→ **Records**:
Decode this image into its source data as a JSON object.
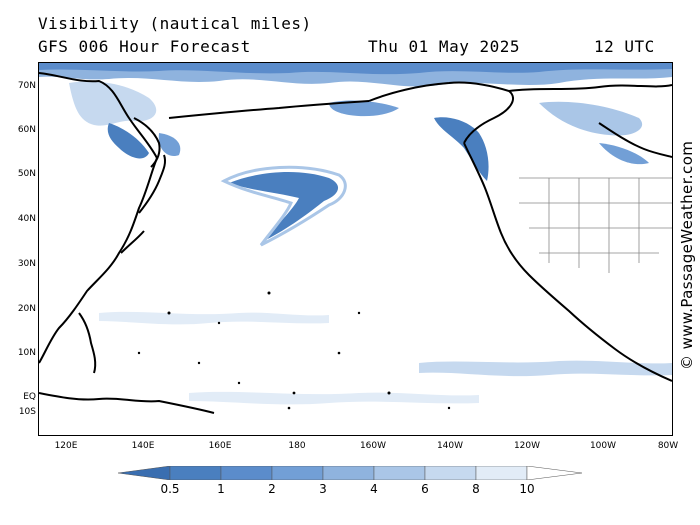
{
  "header": {
    "title": "Visibility (nautical miles)",
    "subtitle": "GFS 006 Hour Forecast",
    "date": "Thu 01 May 2025",
    "time": "12 UTC"
  },
  "watermark": "© www.PassageWeather.com",
  "map": {
    "region": "North Pacific",
    "lat_labels": [
      "70N",
      "60N",
      "50N",
      "40N",
      "30N",
      "20N",
      "10N",
      "EQ",
      "10S"
    ],
    "lon_labels": [
      "120E",
      "140E",
      "160E",
      "180",
      "160W",
      "140W",
      "120W",
      "100W",
      "80W"
    ]
  },
  "legend": {
    "labels": [
      "0.5",
      "1",
      "2",
      "3",
      "4",
      "6",
      "8",
      "10"
    ],
    "colors": [
      "#4a7fbf",
      "#5b8ccb",
      "#729fd6",
      "#8fb3de",
      "#aac6e7",
      "#c6d9ef",
      "#e2ecf7",
      "#ffffff"
    ],
    "low_arrow_color": "#3a6eb0",
    "high_arrow_color": "#ffffff"
  }
}
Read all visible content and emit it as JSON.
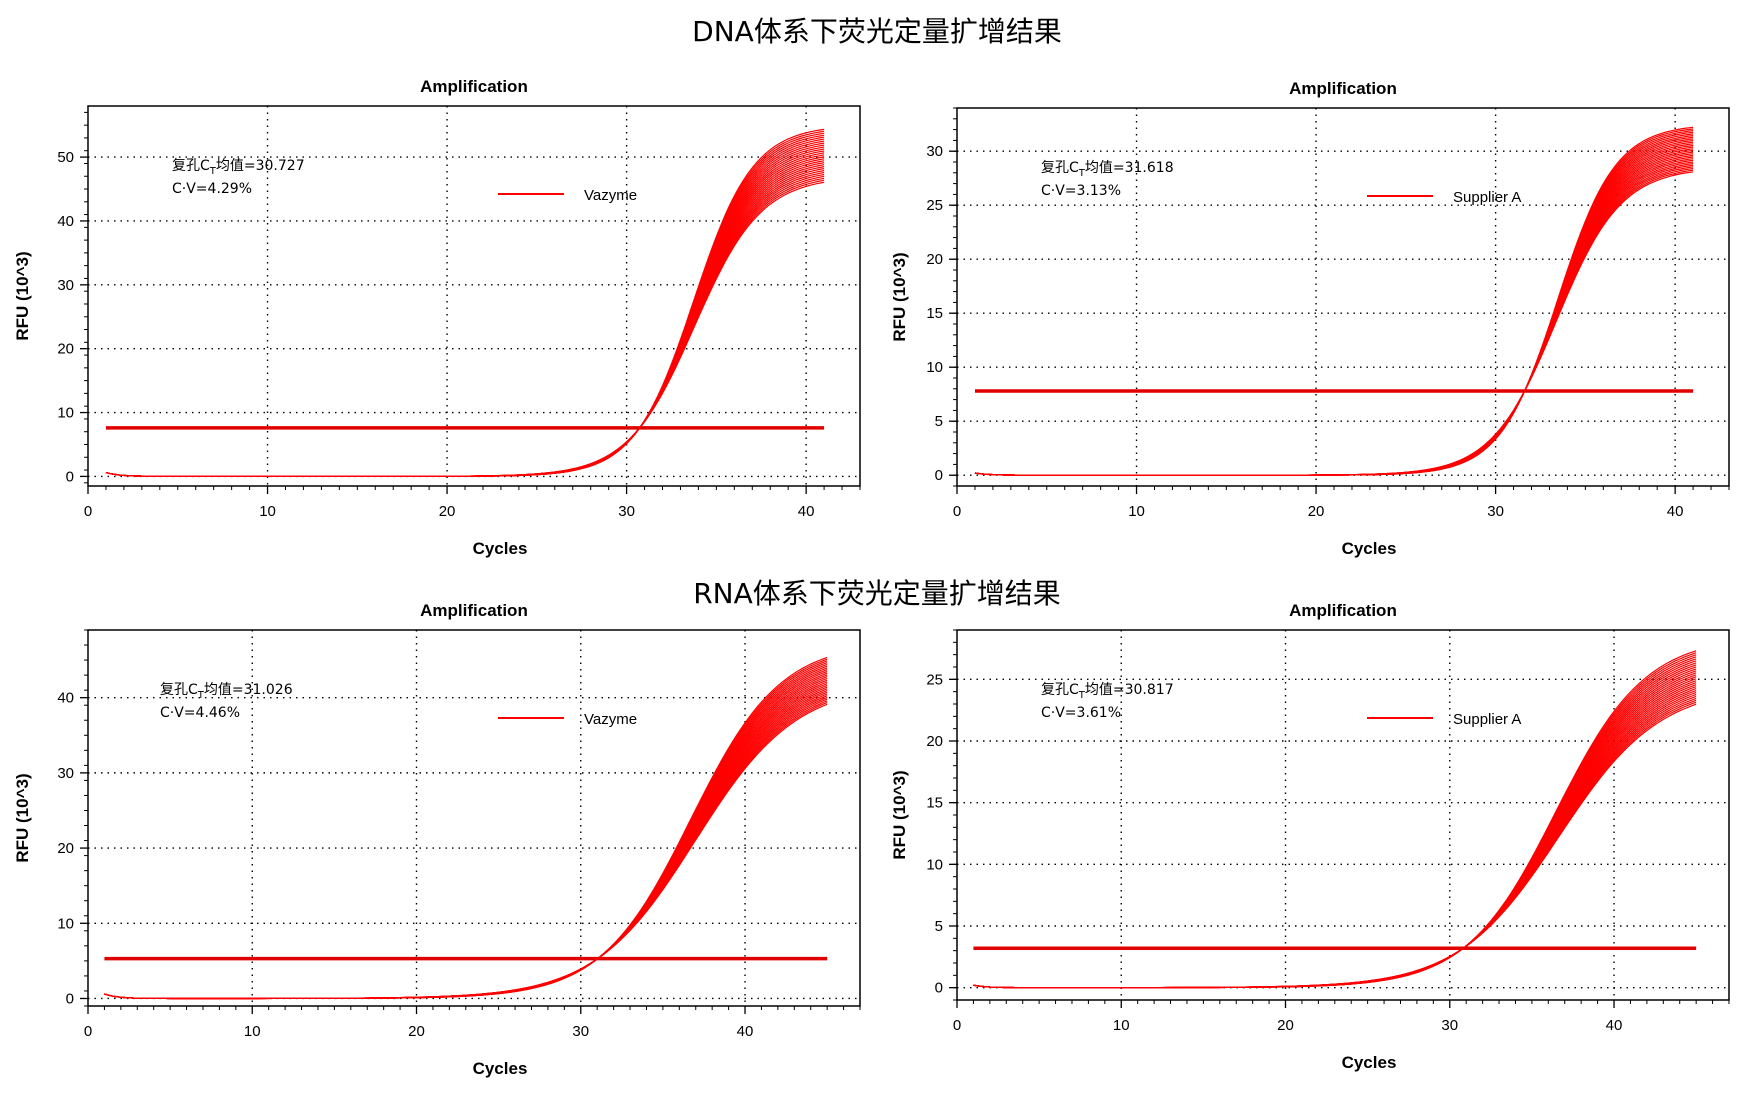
{
  "sections": {
    "dna_title": "DNA体系下荧光定量扩增结果",
    "rna_title": "RNA体系下荧光定量扩增结果"
  },
  "colors": {
    "curve": "#ff0000",
    "threshold": "#e00000",
    "grid": "#000000",
    "frame": "#000000"
  },
  "chart_data": [
    {
      "type": "line",
      "title": "Amplification",
      "xlabel": "Cycles",
      "ylabel": "RFU (10^3)",
      "xlim": [
        0,
        43
      ],
      "ylim": [
        -1.5,
        58
      ],
      "xticks": [
        0,
        10,
        20,
        30,
        40
      ],
      "yticks": [
        0,
        10,
        20,
        30,
        40,
        50
      ],
      "annotation": {
        "prefix": "复孔C",
        "sub": "T",
        "suffix": "均值=30.727",
        "cv": "C·V=4.29%"
      },
      "legend": {
        "label": "Vazyme",
        "position": "upper-middle"
      },
      "threshold": 7.6,
      "cycles_range": [
        1,
        41
      ],
      "series_model": {
        "count": 28,
        "plateau_min": 47,
        "plateau_max": 55,
        "ct": 30.727,
        "initial": 0.6,
        "slope": 1.75
      }
    },
    {
      "type": "line",
      "title": "Amplification",
      "xlabel": "Cycles",
      "ylabel": "RFU (10^3)",
      "xlim": [
        0,
        43
      ],
      "ylim": [
        -1,
        34
      ],
      "xticks": [
        0,
        10,
        20,
        30,
        40
      ],
      "yticks": [
        0,
        5,
        10,
        15,
        20,
        25,
        30
      ],
      "annotation": {
        "prefix": "复孔C",
        "sub": "T",
        "suffix": "均值=31.618",
        "cv": "C·V=3.13%"
      },
      "legend": {
        "label": "Supplier A",
        "position": "upper-middle"
      },
      "threshold": 7.8,
      "cycles_range": [
        1,
        41
      ],
      "series_model": {
        "count": 28,
        "plateau_min": 28.5,
        "plateau_max": 32.5,
        "ct": 31.618,
        "initial": 0.2,
        "slope": 1.7
      }
    },
    {
      "type": "line",
      "title": "Amplification",
      "xlabel": "Cycles",
      "ylabel": "RFU (10^3)",
      "xlim": [
        0,
        47
      ],
      "ylim": [
        -1,
        49
      ],
      "xticks": [
        0,
        10,
        20,
        30,
        40
      ],
      "yticks": [
        0,
        10,
        20,
        30,
        40
      ],
      "annotation": {
        "prefix": "复孔C",
        "sub": "T",
        "suffix": "均值=31.026",
        "cv": "C·V=4.46%"
      },
      "legend": {
        "label": "Vazyme",
        "position": "upper-middle"
      },
      "threshold": 5.3,
      "cycles_range": [
        1,
        45
      ],
      "series_model": {
        "count": 28,
        "plateau_min": 42,
        "plateau_max": 47.5,
        "ct": 31.026,
        "initial": 0.6,
        "slope": 2.9
      }
    },
    {
      "type": "line",
      "title": "Amplification",
      "xlabel": "Cycles",
      "ylabel": "RFU (10^3)",
      "xlim": [
        0,
        47
      ],
      "ylim": [
        -1,
        29
      ],
      "xticks": [
        0,
        10,
        20,
        30,
        40
      ],
      "yticks": [
        0,
        5,
        10,
        15,
        20,
        25
      ],
      "annotation": {
        "prefix": "复孔C",
        "sub": "T",
        "suffix": "均值=30.817",
        "cv": "C·V=3.61%"
      },
      "legend": {
        "label": "Supplier A",
        "position": "upper-middle"
      },
      "threshold": 3.2,
      "cycles_range": [
        1,
        45
      ],
      "series_model": {
        "count": 28,
        "plateau_min": 24.5,
        "plateau_max": 28.5,
        "ct": 30.817,
        "initial": 0.2,
        "slope": 2.9
      }
    }
  ]
}
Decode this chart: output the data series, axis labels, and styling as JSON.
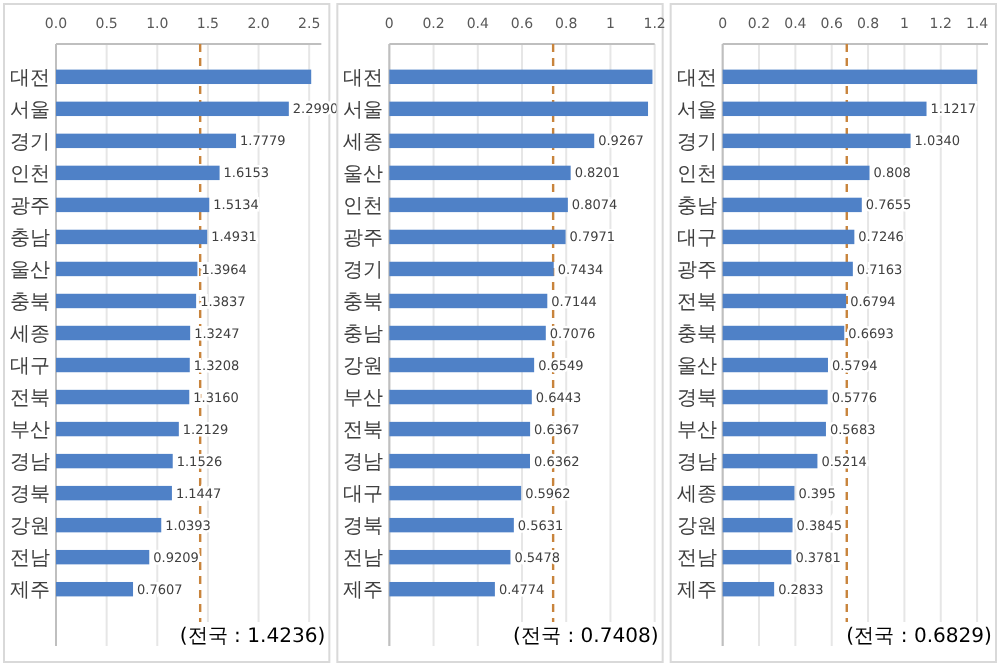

→ **To be done**: Give only the number of lines in the entries above that hold the string "Decode".

→ **Solution**: 2